What needs to be done: Output all lines exactly.

Items:
START

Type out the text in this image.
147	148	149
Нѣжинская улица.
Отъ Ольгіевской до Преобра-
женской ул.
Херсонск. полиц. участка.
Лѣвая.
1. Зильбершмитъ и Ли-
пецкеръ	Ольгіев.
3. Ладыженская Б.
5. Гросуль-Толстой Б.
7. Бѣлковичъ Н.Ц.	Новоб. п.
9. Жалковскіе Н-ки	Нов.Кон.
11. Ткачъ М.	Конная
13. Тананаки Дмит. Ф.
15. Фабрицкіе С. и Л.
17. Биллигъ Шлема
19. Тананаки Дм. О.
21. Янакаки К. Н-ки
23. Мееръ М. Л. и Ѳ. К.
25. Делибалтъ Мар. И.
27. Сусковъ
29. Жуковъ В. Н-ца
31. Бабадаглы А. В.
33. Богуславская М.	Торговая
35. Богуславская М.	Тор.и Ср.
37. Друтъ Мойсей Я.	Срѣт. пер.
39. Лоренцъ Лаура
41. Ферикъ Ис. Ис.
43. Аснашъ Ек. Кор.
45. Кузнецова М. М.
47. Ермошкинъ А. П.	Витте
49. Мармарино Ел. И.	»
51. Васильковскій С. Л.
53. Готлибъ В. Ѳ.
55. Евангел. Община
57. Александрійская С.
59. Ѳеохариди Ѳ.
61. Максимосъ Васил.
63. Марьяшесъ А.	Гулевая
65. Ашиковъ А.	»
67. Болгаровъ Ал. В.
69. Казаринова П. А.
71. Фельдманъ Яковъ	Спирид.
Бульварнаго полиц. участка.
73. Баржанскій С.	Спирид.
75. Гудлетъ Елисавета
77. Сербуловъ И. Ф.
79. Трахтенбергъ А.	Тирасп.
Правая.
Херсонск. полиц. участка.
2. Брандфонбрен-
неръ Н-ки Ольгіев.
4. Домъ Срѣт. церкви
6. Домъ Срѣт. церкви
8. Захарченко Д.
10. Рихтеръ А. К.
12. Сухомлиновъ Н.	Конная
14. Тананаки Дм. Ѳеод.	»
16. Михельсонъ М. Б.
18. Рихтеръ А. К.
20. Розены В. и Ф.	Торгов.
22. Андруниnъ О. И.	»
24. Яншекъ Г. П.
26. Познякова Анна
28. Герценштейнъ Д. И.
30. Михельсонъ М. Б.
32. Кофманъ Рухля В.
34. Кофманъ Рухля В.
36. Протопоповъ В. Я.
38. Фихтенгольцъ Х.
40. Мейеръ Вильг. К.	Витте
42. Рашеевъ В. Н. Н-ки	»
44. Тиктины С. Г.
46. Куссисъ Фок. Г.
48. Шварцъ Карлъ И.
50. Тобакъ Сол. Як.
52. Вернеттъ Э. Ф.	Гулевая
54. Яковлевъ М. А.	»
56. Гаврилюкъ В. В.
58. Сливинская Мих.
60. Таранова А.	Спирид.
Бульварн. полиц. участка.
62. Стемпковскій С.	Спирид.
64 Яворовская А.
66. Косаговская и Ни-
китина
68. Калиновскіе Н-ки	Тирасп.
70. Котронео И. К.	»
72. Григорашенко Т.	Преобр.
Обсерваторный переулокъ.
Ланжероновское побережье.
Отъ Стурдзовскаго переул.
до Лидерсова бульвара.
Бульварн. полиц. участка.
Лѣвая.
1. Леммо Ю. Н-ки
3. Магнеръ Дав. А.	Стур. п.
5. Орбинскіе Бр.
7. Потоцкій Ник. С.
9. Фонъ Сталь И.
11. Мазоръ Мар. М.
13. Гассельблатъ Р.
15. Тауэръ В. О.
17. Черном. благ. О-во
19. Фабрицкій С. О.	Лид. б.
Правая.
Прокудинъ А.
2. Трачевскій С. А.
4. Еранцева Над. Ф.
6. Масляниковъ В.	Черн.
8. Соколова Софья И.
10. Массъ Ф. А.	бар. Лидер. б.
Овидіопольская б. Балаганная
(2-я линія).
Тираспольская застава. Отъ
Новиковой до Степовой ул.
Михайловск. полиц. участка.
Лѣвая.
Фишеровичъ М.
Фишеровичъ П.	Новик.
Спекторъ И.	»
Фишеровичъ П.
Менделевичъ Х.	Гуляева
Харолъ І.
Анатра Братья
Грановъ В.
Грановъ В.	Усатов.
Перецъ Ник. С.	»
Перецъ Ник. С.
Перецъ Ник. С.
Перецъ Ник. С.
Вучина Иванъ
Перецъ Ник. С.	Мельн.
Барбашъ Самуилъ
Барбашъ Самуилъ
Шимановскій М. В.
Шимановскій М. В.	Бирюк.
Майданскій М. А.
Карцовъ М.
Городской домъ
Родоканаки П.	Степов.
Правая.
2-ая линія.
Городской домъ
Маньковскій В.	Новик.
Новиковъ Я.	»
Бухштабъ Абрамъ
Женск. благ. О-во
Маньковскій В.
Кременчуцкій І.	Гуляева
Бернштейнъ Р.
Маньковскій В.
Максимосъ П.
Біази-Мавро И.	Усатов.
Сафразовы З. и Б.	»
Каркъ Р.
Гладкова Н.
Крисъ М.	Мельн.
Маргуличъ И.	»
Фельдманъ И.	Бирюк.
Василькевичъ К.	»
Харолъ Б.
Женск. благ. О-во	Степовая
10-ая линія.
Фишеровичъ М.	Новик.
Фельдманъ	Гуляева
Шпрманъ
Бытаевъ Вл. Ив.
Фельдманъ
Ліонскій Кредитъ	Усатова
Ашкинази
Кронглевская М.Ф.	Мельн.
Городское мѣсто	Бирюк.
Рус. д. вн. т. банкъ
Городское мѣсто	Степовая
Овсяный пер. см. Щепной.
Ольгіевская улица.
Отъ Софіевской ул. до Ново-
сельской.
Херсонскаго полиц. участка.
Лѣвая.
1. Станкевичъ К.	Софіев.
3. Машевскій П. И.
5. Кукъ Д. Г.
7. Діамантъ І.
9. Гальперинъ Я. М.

END

Reply to the task:
Type out the text in this image.
147	148	149
Нѣжинская улица.
Отъ Ольгіевской до Преобра-
женской ул.
Херсонск. полиц. участка.
Лѣвая.
1. Зильбершмитъ и Ли-
пецкеръ	Ольгіев.
3. Ладыженская Б.
5. Гросуль-Толстой Б.
7. Бѣлковичъ Н.Ц.	Новоб. п.
9. Жалковскіе Н-ки	Нов.Кон.
11. Ткачъ М.	Конная
13. Тананаки Дмит. Ф.
15. Фабрицкіе С. и Л.
17. Биллигъ Шлема
19. Тананаки Дм. О.
21. Янакаки К. Н-ки
23. Мееръ М. Л. и Ѳ. К.
25. Делибалтъ Мар. И.
27. Сусковъ
29. Жуковъ В. Н-ца
31. Бабадаглы А. В.
33. Богуславская М.	Торговая
35. Богуславская М.	Тор.и Ср.
37. Друтъ Мойсей Я.	Срѣт. пер.
39. Лоренцъ Лаура
41. Ферикъ Ис. Ис.
43. Аснашъ Ек. Кор.
45. Кузнецова М. М.
47. Ермошкинъ А. П.	Витте
49. Мармарино Ел. И.	»
51. Васильковскій С. Л.
53. Готлибъ В. Ѳ.
55. Евангел. Община
57. Александрійская С.
59. Ѳеохариди Ѳ.
61. Максимосъ Васил.
63. Марьяшесъ А.	Гулевая
65. Ашиковъ А.	»
67. Болгаровъ Ал. В.
69. Казаринова П. А.
71. Фельдманъ Яковъ	Спирид.
Бульварнаго полиц. участка.
73. Баржанскій С.	Спирид.
75. Гудлетъ Елисавета
77. Сербуловъ И. Ф.
79. Трахтенбергъ А.	Тирасп.
Правая.
Херсонск. полиц. участка.
2. Брандфонбрен-
неръ Н-ки Ольгіев.
4. Домъ Срѣт. церкви
6. Домъ Срѣт. церкви
8. Захарченко Д.
10. Рихтеръ А. К.
12. Сухомлиновъ Н.	Конная
14. Тананаки Дм. Ѳеод.	»
16. Михельсонъ М. Б.
18. Рихтеръ А. К.
20. Розены В. и Ф.	Торгов.
22. Андруниnъ О. И.	»
24. Яншекъ Г. П.
26. Познякова Анна
28. Герценштейнъ Д. И.
30. Михельсонъ М. Б.
32. Кофманъ Рухля В.
34. Кофманъ Рухля В.
36. Протопоповъ В. Я.
38. Фихтенгольцъ Х.
40. Мейеръ Вильг. К.	Витте
42. Рашеевъ В. Н. Н-ки	»
44. Тиктины С. Г.
46. Куссисъ Фок. Г.
48. Шварцъ Карлъ И.
50. Тобакъ Сол. Як.
52. Вернеттъ Э. Ф.	Гулевая
54. Яковлевъ М. А.	»
56. Гаврилюкъ В. В.
58. Сливинская Мих.
60. Таранова А.	Спирид.
Бульварн. полиц. участка.
62. Стемпковскій С.	Спирид.
64 Яворовская А.
66. Косаговская и Ни-
китина
68. Калиновскіе Н-ки	Тирасп.
70. Котронео И. К.	»
72. Григорашенко Т.	Преобр.
Обсерваторный переулокъ.
Ланжероновское побережье.
Отъ Стурдзовскаго переул.
до Лидерсова бульвара.
Бульварн. полиц. участка.
Лѣвая.
1. Леммо Ю. Н-ки
3. Магнеръ Дав. А.	Стур. п.
5. Орбинскіе Бр.
7. Потоцкій Ник. С.
9. Фонъ Сталь И.
11. Мазоръ Мар. М.
13. Гассельблатъ Р.
15. Тауэръ В. О.
17. Черном. благ. О-во
19. Фабрицкій С. О.	Лид. б.
Правая.
Прокудинъ А.
2. Трачевскій С. А.
4. Еранцева Над. Ф.
6. Масляниковъ В.	Черн.
8. Соколова Софья И.
10. Массъ Ф. А.	бар. Лидер. б.
Овидіопольская б. Балаганная
(2-я линія).
Тираспольская застава. Отъ
Новиковой до Степовой ул.
Михайловск. полиц. участка.
Лѣвая.
Фишеровичъ М.
Фишеровичъ П.	Новик.
Спекторъ И.	»
Фишеровичъ П.
Менделевичъ Х.	Гуляева
Харолъ І.
Анатра Братья
Грановъ В.
Грановъ В.	Усатов.
Перецъ Ник. С.	»
Перецъ Ник. С.
Перецъ Ник. С.
Перецъ Ник. С.
Вучина Иванъ
Перецъ Ник. С.	Мельн.
Барбашъ Самуилъ
Барбашъ Самуилъ
Шимановскій М. В.
Шимановскій М. В.	Бирюк.
Майданскій М. А.
Карцовъ М.
Городской домъ
Родоканаки П.	Степов.
Правая.
2-ая линія.
Городской домъ
Маньковскій В.	Новик.
Новиковъ Я.	»
Бухштабъ Абрамъ
Женск. благ. О-во
Маньковскій В.
Кременчуцкій І.	Гуляева
Бернштейнъ Р.
Маньковскій В.
Максимосъ П.
Біази-Мавро И.	Усатов.
Сафразовы З. и Б.	»
Каркъ Р.
Гладкова Н.
Крисъ М.	Мельн.
Маргуличъ И.	»
Фельдманъ И.	Бирюк.
Василькевичъ К.	»
Харолъ Б.
Женск. благ. О-во	Степовая
10-ая линія.
Фишеровичъ М.	Новик.
Фельдманъ	Гуляева
Шпрманъ
Бытаевъ Вл. Ив.
Фельдманъ
Ліонскій Кредитъ	Усатова
Ашкинази
Кронглевская М.Ф.	Мельн.
Городское мѣсто	Бирюк.
Рус. д. вн. т. банкъ
Городское мѣсто	Степовая
Овсяный пер. см. Щепной.
Ольгіевская улица.
Отъ Софіевской ул. до Ново-
сельской.
Херсонскаго полиц. участка.
Лѣвая.
1. Станкевичъ К.	Софіев.
3. Машевскій П. И.
5. Кукъ Д. Г.
7. Діамантъ І.
9. Гальперинъ Я. М.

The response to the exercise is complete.